%%

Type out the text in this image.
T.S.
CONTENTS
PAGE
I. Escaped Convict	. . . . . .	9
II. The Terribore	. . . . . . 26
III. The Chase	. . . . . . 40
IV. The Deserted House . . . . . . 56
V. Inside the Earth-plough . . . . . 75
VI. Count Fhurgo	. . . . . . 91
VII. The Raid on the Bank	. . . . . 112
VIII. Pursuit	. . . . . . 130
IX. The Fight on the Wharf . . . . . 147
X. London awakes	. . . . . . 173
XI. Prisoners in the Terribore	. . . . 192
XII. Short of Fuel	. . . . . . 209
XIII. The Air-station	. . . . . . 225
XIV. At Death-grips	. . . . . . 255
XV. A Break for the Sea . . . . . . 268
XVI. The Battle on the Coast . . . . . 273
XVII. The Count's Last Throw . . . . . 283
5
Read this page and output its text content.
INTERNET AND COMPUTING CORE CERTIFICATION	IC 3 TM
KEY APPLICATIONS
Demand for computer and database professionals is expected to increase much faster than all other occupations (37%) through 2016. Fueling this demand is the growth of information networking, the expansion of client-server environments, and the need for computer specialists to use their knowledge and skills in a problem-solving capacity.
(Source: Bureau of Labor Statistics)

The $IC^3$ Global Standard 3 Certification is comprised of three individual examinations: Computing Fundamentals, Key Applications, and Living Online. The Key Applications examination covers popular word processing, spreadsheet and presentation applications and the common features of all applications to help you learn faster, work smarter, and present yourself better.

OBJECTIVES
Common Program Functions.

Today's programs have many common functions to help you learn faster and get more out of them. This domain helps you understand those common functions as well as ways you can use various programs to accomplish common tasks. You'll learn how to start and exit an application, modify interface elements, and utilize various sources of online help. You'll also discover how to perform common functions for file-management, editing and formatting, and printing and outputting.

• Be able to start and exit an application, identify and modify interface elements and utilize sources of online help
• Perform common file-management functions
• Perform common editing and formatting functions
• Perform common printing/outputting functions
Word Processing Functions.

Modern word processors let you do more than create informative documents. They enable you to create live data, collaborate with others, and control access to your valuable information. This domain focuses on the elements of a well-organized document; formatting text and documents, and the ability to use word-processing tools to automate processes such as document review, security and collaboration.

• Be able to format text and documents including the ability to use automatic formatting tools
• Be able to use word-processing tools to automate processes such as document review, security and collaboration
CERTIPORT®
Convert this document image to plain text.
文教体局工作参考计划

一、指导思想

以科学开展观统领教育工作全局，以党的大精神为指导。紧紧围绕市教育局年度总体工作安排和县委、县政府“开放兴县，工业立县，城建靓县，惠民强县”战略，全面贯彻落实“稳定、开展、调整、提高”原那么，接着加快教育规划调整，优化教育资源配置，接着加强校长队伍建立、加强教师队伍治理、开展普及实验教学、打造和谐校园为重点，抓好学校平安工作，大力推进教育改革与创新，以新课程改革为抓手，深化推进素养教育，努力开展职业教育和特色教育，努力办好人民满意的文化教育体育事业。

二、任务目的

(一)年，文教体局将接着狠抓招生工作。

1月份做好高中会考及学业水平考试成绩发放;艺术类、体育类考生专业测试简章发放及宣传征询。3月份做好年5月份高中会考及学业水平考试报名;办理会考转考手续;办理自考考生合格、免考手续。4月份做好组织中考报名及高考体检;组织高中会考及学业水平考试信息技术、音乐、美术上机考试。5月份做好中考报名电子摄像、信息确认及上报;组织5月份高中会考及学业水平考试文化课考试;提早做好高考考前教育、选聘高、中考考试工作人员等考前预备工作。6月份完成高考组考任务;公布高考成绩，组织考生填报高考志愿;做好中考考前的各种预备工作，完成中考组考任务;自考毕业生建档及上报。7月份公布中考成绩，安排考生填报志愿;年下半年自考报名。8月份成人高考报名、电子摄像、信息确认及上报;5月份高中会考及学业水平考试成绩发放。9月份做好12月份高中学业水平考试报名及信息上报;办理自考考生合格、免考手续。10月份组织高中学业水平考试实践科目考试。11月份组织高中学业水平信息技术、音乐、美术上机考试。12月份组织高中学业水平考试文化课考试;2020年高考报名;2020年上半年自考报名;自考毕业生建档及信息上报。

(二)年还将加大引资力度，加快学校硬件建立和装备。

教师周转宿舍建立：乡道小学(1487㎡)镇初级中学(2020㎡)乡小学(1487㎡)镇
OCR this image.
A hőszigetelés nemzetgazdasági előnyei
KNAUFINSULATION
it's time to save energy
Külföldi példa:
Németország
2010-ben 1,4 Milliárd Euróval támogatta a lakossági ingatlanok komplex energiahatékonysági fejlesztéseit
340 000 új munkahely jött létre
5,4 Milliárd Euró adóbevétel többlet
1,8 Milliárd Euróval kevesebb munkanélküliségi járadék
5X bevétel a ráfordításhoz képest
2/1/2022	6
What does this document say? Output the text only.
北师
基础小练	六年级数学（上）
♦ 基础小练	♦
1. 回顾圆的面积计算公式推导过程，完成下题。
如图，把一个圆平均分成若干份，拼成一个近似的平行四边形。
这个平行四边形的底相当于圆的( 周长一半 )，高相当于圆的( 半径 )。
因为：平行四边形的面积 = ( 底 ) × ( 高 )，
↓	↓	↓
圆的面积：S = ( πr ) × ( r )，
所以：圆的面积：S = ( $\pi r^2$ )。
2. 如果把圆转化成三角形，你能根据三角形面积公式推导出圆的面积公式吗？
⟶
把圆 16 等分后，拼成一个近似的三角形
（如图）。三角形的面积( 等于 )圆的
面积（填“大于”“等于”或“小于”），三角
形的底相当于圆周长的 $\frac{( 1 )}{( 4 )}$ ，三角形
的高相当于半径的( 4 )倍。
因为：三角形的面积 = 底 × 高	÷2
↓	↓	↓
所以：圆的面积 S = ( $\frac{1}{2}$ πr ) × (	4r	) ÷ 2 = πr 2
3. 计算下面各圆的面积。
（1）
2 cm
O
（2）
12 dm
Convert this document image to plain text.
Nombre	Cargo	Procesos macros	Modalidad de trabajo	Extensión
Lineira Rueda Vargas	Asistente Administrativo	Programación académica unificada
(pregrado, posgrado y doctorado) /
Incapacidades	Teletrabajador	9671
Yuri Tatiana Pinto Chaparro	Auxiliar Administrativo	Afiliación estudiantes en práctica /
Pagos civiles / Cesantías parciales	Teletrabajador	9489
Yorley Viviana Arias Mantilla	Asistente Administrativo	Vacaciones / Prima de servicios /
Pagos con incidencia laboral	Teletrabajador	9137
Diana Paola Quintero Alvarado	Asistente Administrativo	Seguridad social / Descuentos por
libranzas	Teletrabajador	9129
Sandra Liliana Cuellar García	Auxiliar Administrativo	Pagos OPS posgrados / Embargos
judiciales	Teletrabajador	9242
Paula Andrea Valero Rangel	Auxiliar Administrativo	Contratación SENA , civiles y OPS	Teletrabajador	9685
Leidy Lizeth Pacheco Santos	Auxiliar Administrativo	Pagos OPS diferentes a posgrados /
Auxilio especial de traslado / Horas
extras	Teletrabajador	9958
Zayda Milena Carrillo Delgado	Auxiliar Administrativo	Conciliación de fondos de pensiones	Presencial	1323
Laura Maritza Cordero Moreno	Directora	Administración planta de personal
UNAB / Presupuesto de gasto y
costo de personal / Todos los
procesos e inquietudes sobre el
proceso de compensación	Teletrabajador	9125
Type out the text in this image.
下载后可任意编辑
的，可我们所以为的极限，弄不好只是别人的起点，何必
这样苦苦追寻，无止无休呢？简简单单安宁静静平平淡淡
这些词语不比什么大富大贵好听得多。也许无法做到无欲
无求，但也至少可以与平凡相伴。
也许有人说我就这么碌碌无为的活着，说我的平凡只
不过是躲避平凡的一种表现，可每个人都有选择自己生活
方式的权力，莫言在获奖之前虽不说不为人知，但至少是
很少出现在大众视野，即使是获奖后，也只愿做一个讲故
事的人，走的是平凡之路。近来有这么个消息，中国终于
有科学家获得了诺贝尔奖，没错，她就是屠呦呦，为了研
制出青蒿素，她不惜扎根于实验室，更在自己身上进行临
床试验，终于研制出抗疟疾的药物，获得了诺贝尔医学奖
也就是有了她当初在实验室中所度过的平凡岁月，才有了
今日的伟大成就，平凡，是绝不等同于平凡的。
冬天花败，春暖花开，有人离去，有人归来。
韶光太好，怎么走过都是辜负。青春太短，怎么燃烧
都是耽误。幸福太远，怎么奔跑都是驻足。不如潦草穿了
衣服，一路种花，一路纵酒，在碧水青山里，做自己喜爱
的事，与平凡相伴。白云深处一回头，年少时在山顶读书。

%%

STATED TASK: Look through the data and gather every line with the string "elements" in it.

WORKED SOLUTION:
Today's programs have many common functions to help you learn faster and get more out of them. This domain helps you understand those common functions as well as ways you can use various programs to accomplish common tasks. You'll learn how to start and exit an application, modify interface elements, and utilize various sources of online help. You'll also discover how to perform common functions for file-management, editing and formatting, and printing and outputting.
• Be able to start and exit an application, identify and modify interface elements and utilize sources of online help
Modern word processors let you do more than create informative documents. They enable you to create live data, collaborate with others, and control access to your valuable information. This domain focuses on the elements of a well-organized document; formatting text and documents, and the ability to use word-processing tools to automate processes such as document review, security and collaboration.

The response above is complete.